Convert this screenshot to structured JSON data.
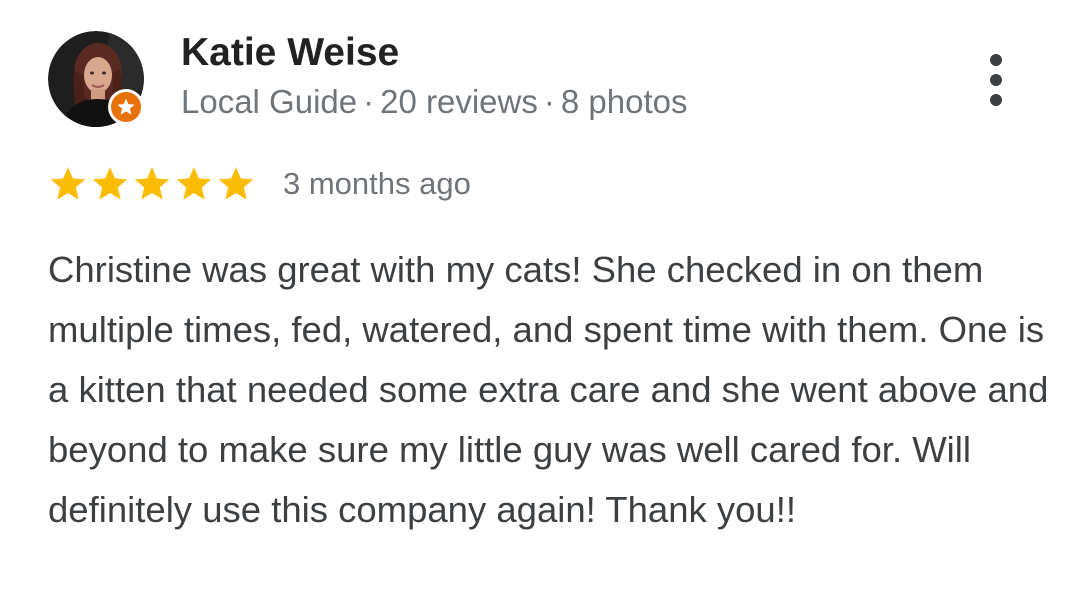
{
  "reviewer": {
    "name": "Katie Weise",
    "level": "Local Guide",
    "reviews_count": "20 reviews",
    "photos_count": "8 photos",
    "separator": "·"
  },
  "review": {
    "rating": 5,
    "max_rating": 5,
    "date": "3 months ago",
    "text": "Christine was great with my cats! She checked in on them multiple times, fed, watered, and spent time with them. One is a kitten that needed some extra care and she went above and beyond to make sure my little guy was well cared for. Will definitely use this company again! Thank you!!"
  },
  "icons": {
    "more": "more-vert-icon",
    "star": "star-icon",
    "badge": "local-guide-badge-icon"
  },
  "colors": {
    "star": "#fbbc04",
    "badge": "#e8710a",
    "name": "#222222",
    "meta": "#70757a",
    "body_text": "#3c4043"
  }
}
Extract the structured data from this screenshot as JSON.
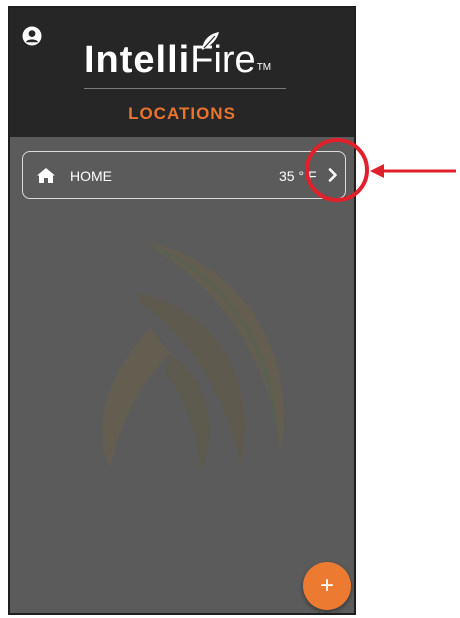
{
  "header": {
    "logo_bold": "Intelli",
    "logo_light": "Fire",
    "logo_tm": "TM",
    "title": "LOCATIONS"
  },
  "locations": [
    {
      "name": "HOME",
      "temperature": "35 ° F",
      "icon": "home-icon"
    }
  ],
  "fab": {
    "label": "+"
  },
  "icons": {
    "user": "user-icon",
    "home": "home-icon",
    "chevron": "chevron-right-icon",
    "add": "plus-icon"
  },
  "colors": {
    "accent": "#e8742e",
    "header_bg": "#262626",
    "body_bg": "#5b5b5b",
    "annotation": "#e0202a"
  }
}
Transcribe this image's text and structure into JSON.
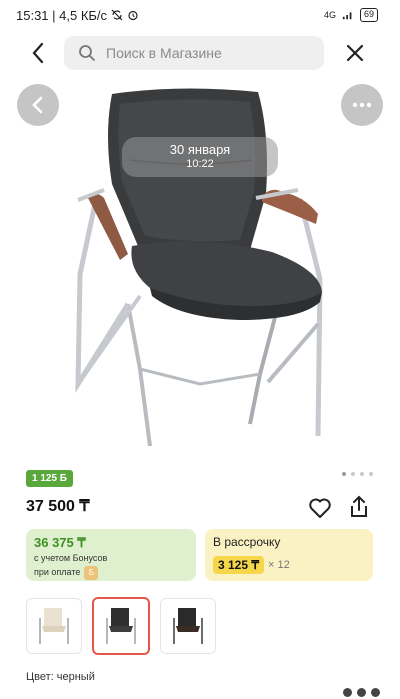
{
  "status_bar": {
    "time_speed": "15:31 | 4,5 КБ/с",
    "network": "4G",
    "battery": "69"
  },
  "header": {
    "search_placeholder": "Поиск в Магазине"
  },
  "gallery": {
    "date": "30 января",
    "time": "10:22",
    "dot_count": 4,
    "active_dot": 0
  },
  "product": {
    "bonus_badge": "1 125 Б",
    "price": "37 500 ₸"
  },
  "bonus_card": {
    "amount": "36 375 ₸",
    "note_line1": "с учетом Бонусов",
    "note_line2": "при оплате"
  },
  "installment_card": {
    "title": "В рассрочку",
    "amount": "3 125 ₸",
    "multiplier": "× 12"
  },
  "variants": [
    {
      "name": "beige",
      "seat_color": "#e9e2d0",
      "selected": false
    },
    {
      "name": "black",
      "seat_color": "#2f2f2f",
      "selected": true
    },
    {
      "name": "black-brown",
      "seat_color": "#3a2b25",
      "selected": false
    }
  ],
  "color_label": "Цвет: черный",
  "colors": {
    "accent_green": "#5aa83c",
    "selected_border": "#e6574b",
    "install_highlight": "#f6d64a"
  }
}
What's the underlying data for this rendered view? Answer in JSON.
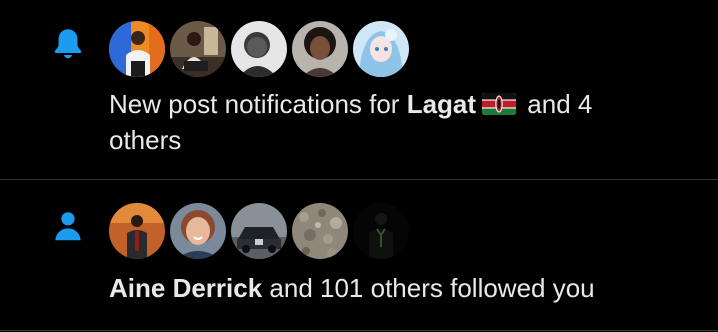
{
  "notifications": [
    {
      "type_icon": "bell-icon",
      "message": {
        "prefix": "New post notifications for ",
        "name": "Lagat",
        "flag": "kenya-flag-emoji",
        "suffix": " and 4 others"
      },
      "avatars": [
        "avatar-1",
        "avatar-2",
        "avatar-3",
        "avatar-4",
        "avatar-5"
      ]
    },
    {
      "type_icon": "person-icon",
      "message": {
        "name": "Aine Derrick",
        "suffix": " and 101 others followed you"
      },
      "avatars": [
        "avatar-1",
        "avatar-2",
        "avatar-3",
        "avatar-4",
        "avatar-5"
      ]
    }
  ],
  "colors": {
    "background": "#000000",
    "text": "#e7e9ea",
    "accent": "#1d9bf0",
    "divider": "#2f3336"
  }
}
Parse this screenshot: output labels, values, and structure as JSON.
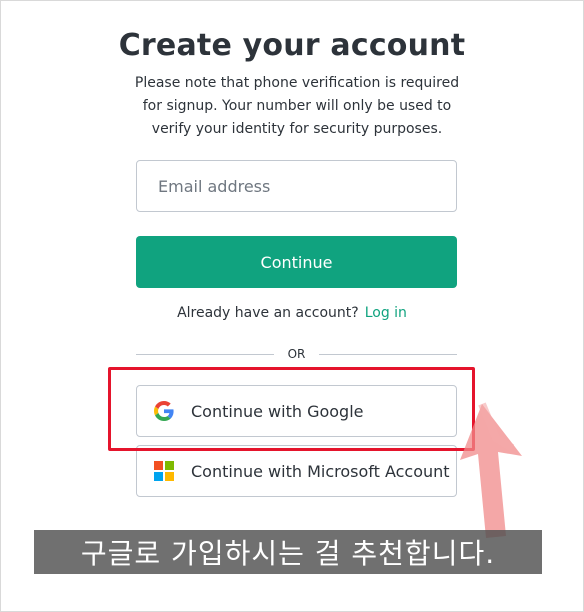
{
  "page": {
    "title": "Create your account",
    "subtitle": "Please note that phone verification is required for signup. Your number will only be used to verify your identity for security purposes."
  },
  "form": {
    "email_placeholder": "Email address",
    "email_value": "",
    "continue_label": "Continue"
  },
  "login": {
    "prompt": "Already have an account?",
    "link_label": "Log in"
  },
  "divider": {
    "label": "OR"
  },
  "social": {
    "google_label": "Continue with Google",
    "google_icon": "google-icon",
    "microsoft_label": "Continue with Microsoft Account",
    "microsoft_icon": "microsoft-icon"
  },
  "annotation": {
    "caption": "구글로 가입하시는 걸 추천합니다.",
    "highlight_color": "#e5142c",
    "arrow_color": "#f08a8a"
  },
  "colors": {
    "accent": "#10a37f",
    "text": "#2d333a",
    "border": "#c2c8d0"
  }
}
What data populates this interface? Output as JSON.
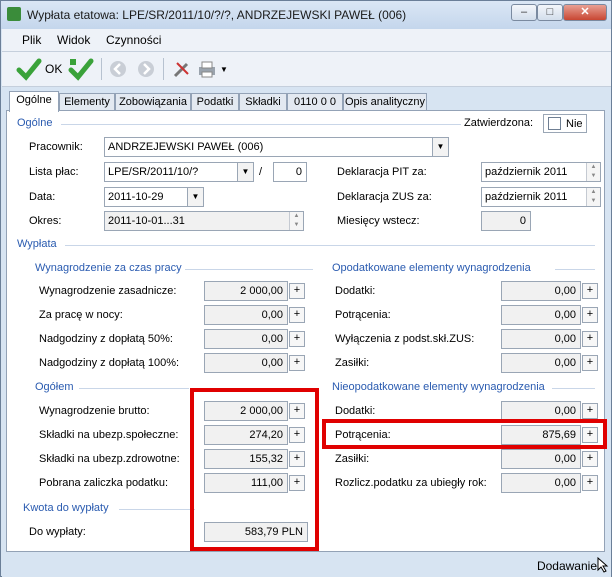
{
  "window": {
    "title": "Wypłata etatowa: LPE/SR/2011/10/?/?, ANDRZEJEWSKI PAWEŁ (006)"
  },
  "menu": {
    "items": [
      "Plik",
      "Widok",
      "Czynności"
    ]
  },
  "toolbar": {
    "ok_label": "OK"
  },
  "tabs": [
    "Ogólne",
    "Elementy",
    "Zobowiązania",
    "Podatki",
    "Składki",
    "0110 0 0",
    "Opis analityczny"
  ],
  "general": {
    "section": "Ogólne",
    "zatwierdzona_label": "Zatwierdzona:",
    "zatwierdzona_value": "Nie",
    "pracownik_label": "Pracownik:",
    "pracownik_value": "ANDRZEJEWSKI PAWEŁ (006)",
    "lista_label": "Lista płac:",
    "lista_value": "LPE/SR/2011/10/?",
    "lista_slash": "/",
    "lista_number": "0",
    "data_label": "Data:",
    "data_value": "2011-10-29",
    "okres_label": "Okres:",
    "okres_value": "2011-10-01...31",
    "pit_label": "Deklaracja PIT za:",
    "pit_value": "październik 2011",
    "zus_label": "Deklaracja ZUS za:",
    "zus_value": "październik 2011",
    "miesiecy_label": "Miesięcy wstecz:",
    "miesiecy_value": "0"
  },
  "wyplata": {
    "section": "Wypłata",
    "czas_pracy": {
      "title": "Wynagrodzenie za czas pracy",
      "rows": [
        {
          "label": "Wynagrodzenie zasadnicze:",
          "value": "2 000,00"
        },
        {
          "label": "Za pracę w nocy:",
          "value": "0,00"
        },
        {
          "label": "Nadgodziny z dopłatą 50%:",
          "value": "0,00"
        },
        {
          "label": "Nadgodziny z dopłatą 100%:",
          "value": "0,00"
        }
      ]
    },
    "opodatkowane": {
      "title": "Opodatkowane elementy wynagrodzenia",
      "rows": [
        {
          "label": "Dodatki:",
          "value": "0,00"
        },
        {
          "label": "Potrącenia:",
          "value": "0,00"
        },
        {
          "label": "Wyłączenia z podst.skł.ZUS:",
          "value": "0,00"
        },
        {
          "label": "Zasiłki:",
          "value": "0,00"
        }
      ]
    },
    "ogolem": {
      "title": "Ogółem",
      "rows": [
        {
          "label": "Wynagrodzenie brutto:",
          "value": "2 000,00"
        },
        {
          "label": "Składki na ubezp.społeczne:",
          "value": "274,20"
        },
        {
          "label": "Składki na ubezp.zdrowotne:",
          "value": "155,32"
        },
        {
          "label": "Pobrana zaliczka podatku:",
          "value": "111,00"
        }
      ]
    },
    "nieopodatkowane": {
      "title": "Nieopodatkowane elementy wynagrodzenia",
      "rows": [
        {
          "label": "Dodatki:",
          "value": "0,00"
        },
        {
          "label": "Potrącenia:",
          "value": "875,69"
        },
        {
          "label": "Zasiłki:",
          "value": "0,00"
        },
        {
          "label": "Rozlicz.podatku za ubiegły rok:",
          "value": "0,00"
        }
      ]
    },
    "kwota": {
      "title": "Kwota do wypłaty",
      "label": "Do wypłaty:",
      "value": "583,79 PLN"
    }
  },
  "status": {
    "text": "Dodawanie"
  },
  "colors": {
    "section": "#2a5bb0",
    "highlight": "#e00000",
    "window_bg": "#d7e4f2"
  }
}
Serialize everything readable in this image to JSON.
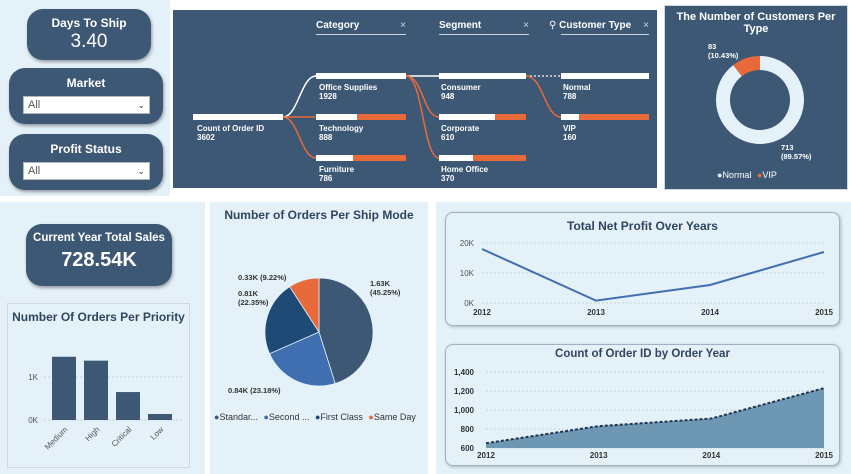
{
  "kpis": {
    "days_to_ship": {
      "label": "Days To Ship",
      "value": "3.40"
    },
    "total_sales": {
      "label": "Current Year Total Sales",
      "value": "728.54K"
    }
  },
  "filters": {
    "market": {
      "label": "Market",
      "value": "All"
    },
    "profit_status": {
      "label": "Profit Status",
      "value": "All"
    }
  },
  "decomposition_tree": {
    "headers": {
      "category": "Category",
      "segment": "Segment",
      "customer_type": "Customer Type"
    },
    "root": {
      "label": "Count of Order ID",
      "value": "3602"
    },
    "category": [
      {
        "label": "Office Supplies",
        "value": "1928",
        "fraction": 1.0
      },
      {
        "label": "Technology",
        "value": "888",
        "fraction": 0.46
      },
      {
        "label": "Furniture",
        "value": "786",
        "fraction": 0.41
      }
    ],
    "segment": [
      {
        "label": "Consumer",
        "value": "948",
        "fraction": 1.0
      },
      {
        "label": "Corporate",
        "value": "610",
        "fraction": 0.64
      },
      {
        "label": "Home Office",
        "value": "370",
        "fraction": 0.39
      }
    ],
    "customer_type": [
      {
        "label": "Normal",
        "value": "788",
        "fraction": 1.0
      },
      {
        "label": "VIP",
        "value": "160",
        "fraction": 0.2
      }
    ]
  },
  "colors": {
    "navy": "#3d5875",
    "orange": "#e8693a",
    "light_panel": "#e4f1f8",
    "blue_mid": "#3f6fb0",
    "blue_dark": "#1e4a75"
  },
  "chart_data": [
    {
      "type": "pie",
      "variant": "donut",
      "title": "The Number of Customers Per Type",
      "slices": [
        {
          "name": "Normal",
          "value": 713,
          "label": "713\n(89.57%)",
          "color": "#e4f1f8"
        },
        {
          "name": "VIP",
          "value": 83,
          "label": "83\n(10.43%)",
          "color": "#e8693a"
        }
      ],
      "legend": [
        "Normal",
        "VIP"
      ],
      "legend_position": "bottom"
    },
    {
      "type": "bar",
      "title": "Number Of Orders Per Priority",
      "categories": [
        "Medium",
        "High",
        "Critical",
        "Low"
      ],
      "values": [
        1470,
        1380,
        650,
        140
      ],
      "ylim": [
        0,
        2000
      ],
      "yticks": [
        "0K",
        "1K"
      ],
      "grid": true
    },
    {
      "type": "pie",
      "title": "Number of Orders Per Ship Mode",
      "slices": [
        {
          "name": "Standard Class",
          "value": 1630,
          "label": "1.63K\n(45.25%)",
          "color": "#3d5875"
        },
        {
          "name": "Second Class",
          "value": 840,
          "label": "0.84K (23.18%)",
          "color": "#3f6fb0"
        },
        {
          "name": "First Class",
          "value": 810,
          "label": "0.81K\n(22.35%)",
          "color": "#1e4a75"
        },
        {
          "name": "Same Day",
          "value": 330,
          "label": "0.33K (9.22%)",
          "color": "#e8693a"
        }
      ],
      "legend": [
        "Standar...",
        "Second ...",
        "First Class",
        "Same Day"
      ],
      "legend_position": "bottom"
    },
    {
      "type": "line",
      "title": "Total Net Profit Over Years",
      "x": [
        "2012",
        "2013",
        "2014",
        "2015"
      ],
      "values": [
        18000,
        800,
        6000,
        17000
      ],
      "ylim": [
        0,
        20000
      ],
      "yticks": [
        "0K",
        "10K",
        "20K"
      ]
    },
    {
      "type": "area",
      "title": "Count of Order ID by Order Year",
      "x": [
        "2012",
        "2013",
        "2014",
        "2015"
      ],
      "values": [
        650,
        830,
        910,
        1230
      ],
      "ylim": [
        600,
        1400
      ],
      "yticks": [
        "600",
        "800",
        "1,000",
        "1,200",
        "1,400"
      ]
    }
  ]
}
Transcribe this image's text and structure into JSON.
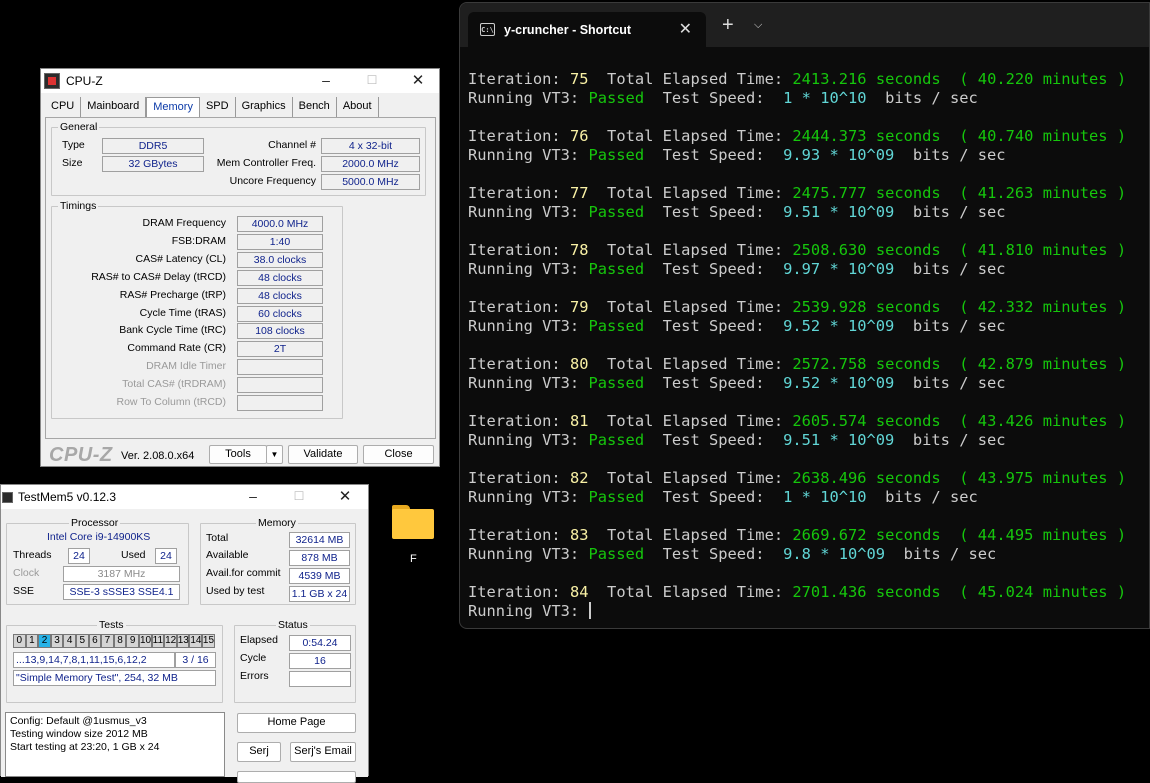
● ● ● ● ● ● ●
» **PROBLEM TO SOLVE**: Identify and copy lines that hold the string "ubezp".

» **SOLUTION**:
          "label": "Składki na ubezp.społeczne:",
          "label": "Składki na ubezp.zdrowotne:",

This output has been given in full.